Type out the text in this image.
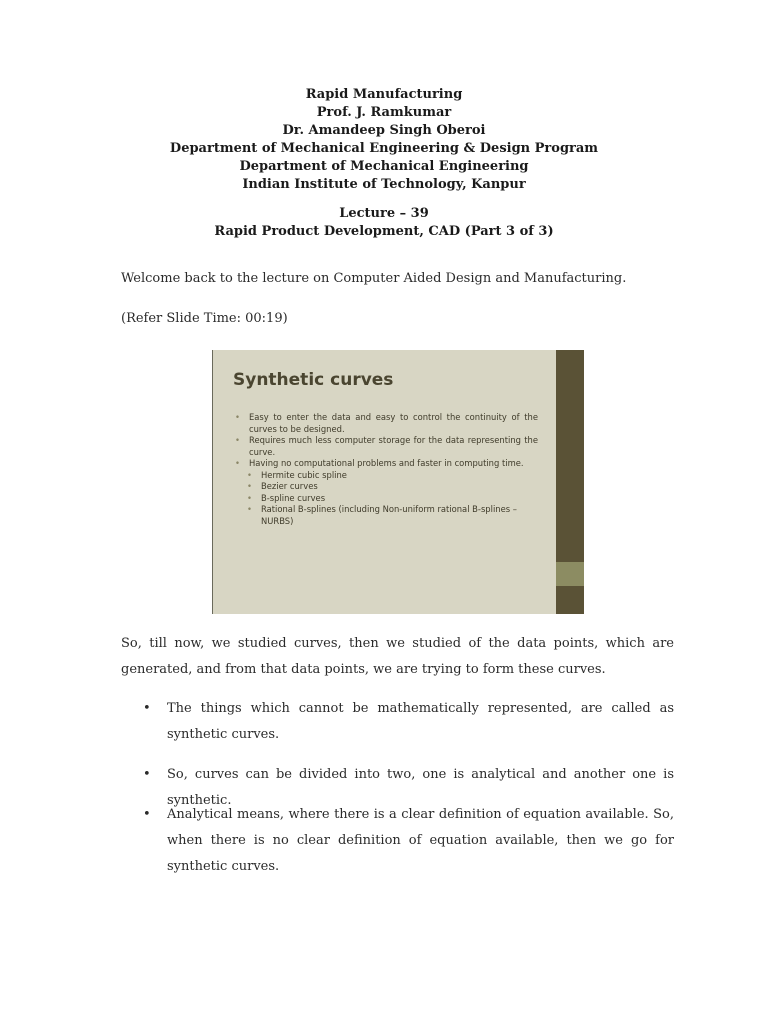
Rapid Manufacturing
Prof. J. Ramkumar
Dr. Amandeep Singh Oberoi
Department of Mechanical Engineering & Design Program
Department of Mechanical Engineering
Indian Institute of Technology, Kanpur
Lecture – 39
Rapid Product Development, CAD (Part 3 of 3)

Welcome back to the lecture on Computer Aided Design and Manufacturing.

(Refer Slide Time: 00:19)

Synthetic curves
• Easy to enter the data and easy to control the continuity of the curves to be designed.
• Requires much less computer storage for the data representing the curve.
• Having no computational problems and faster in computing time.
• Hermite cubic spline
• Bezier curves
• B-spline curves
• Rational B-splines (including Non-uniform rational B-splines – NURBS)

So, till now, we studied curves, then we studied of the data points, which are generated, and from that data points, we are trying to form these curves.

• The things which cannot be mathematically represented, are called as synthetic curves.
• So, curves can be divided into two, one is analytical and another one is synthetic.
• Analytical means, where there is a clear definition of equation available. So, when there is no clear definition of equation available, then we go for synthetic curves.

--------------------------------------------------

WRITTEN REQUEST | The records above are to be reproduced exactly; the pictures are to be left out.

FINAL RESULT |
Type out the text in this image.
Rapid Manufacturing
Prof. J. Ramkumar
Dr. Amandeep Singh Oberoi
Department of Mechanical Engineering & Design Program
Department of Mechanical Engineering
Indian Institute of Technology, Kanpur
Lecture – 39
Rapid Product Development, CAD (Part 3 of 3)

Welcome back to the lecture on Computer Aided Design and Manufacturing.

(Refer Slide Time: 00:19)

Synthetic curves
• Easy to enter the data and easy to control the continuity of the curves to be designed.
• Requires much less computer storage for the data representing the curve.
• Having no computational problems and faster in computing time.
• Hermite cubic spline
• Bezier curves
• B-spline curves
• Rational B-splines (including Non-uniform rational B-splines – NURBS)

So, till now, we studied curves, then we studied of the data points, which are generated, and from that data points, we are trying to form these curves.

• The things which cannot be mathematically represented, are called as synthetic curves.
• So, curves can be divided into two, one is analytical and another one is synthetic.
• Analytical means, where there is a clear definition of equation available. So, when there is no clear definition of equation available, then we go for synthetic curves.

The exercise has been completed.